Stored data entries
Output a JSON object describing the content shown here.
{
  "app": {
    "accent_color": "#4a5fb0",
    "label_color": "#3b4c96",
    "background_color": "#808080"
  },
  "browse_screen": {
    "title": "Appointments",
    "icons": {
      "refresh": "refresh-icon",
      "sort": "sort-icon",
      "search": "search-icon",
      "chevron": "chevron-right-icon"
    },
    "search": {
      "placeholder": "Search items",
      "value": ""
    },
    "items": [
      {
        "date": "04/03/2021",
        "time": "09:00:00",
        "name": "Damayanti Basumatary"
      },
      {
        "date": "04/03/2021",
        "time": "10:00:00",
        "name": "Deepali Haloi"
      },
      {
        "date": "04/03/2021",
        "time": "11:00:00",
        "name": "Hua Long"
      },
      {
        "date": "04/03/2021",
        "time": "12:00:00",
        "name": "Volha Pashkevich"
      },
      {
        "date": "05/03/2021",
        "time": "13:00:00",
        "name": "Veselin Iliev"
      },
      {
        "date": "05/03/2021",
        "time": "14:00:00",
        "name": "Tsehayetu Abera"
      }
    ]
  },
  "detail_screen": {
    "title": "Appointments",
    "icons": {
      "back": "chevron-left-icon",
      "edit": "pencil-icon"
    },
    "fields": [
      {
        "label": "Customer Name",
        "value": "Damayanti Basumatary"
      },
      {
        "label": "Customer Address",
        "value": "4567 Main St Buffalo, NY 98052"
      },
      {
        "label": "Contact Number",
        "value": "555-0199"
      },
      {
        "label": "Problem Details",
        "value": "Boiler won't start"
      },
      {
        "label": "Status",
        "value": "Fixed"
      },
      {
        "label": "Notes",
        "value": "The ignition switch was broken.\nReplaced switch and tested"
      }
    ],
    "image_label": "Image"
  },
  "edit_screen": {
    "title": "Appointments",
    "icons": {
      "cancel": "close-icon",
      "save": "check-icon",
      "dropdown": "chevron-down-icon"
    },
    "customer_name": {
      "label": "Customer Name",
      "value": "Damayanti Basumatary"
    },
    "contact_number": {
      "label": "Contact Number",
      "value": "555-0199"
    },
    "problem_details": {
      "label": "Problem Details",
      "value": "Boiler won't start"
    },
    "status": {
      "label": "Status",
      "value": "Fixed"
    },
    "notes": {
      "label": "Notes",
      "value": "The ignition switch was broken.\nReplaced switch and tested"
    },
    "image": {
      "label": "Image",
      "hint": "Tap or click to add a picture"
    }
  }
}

▶ _Goal_
Copy every line that contains the string "Damayanti".

▶ _Expected answer_
        "name": "Damayanti Basumatary"
        "value": "Damayanti Basumatary"
      "value": "Damayanti Basumatary"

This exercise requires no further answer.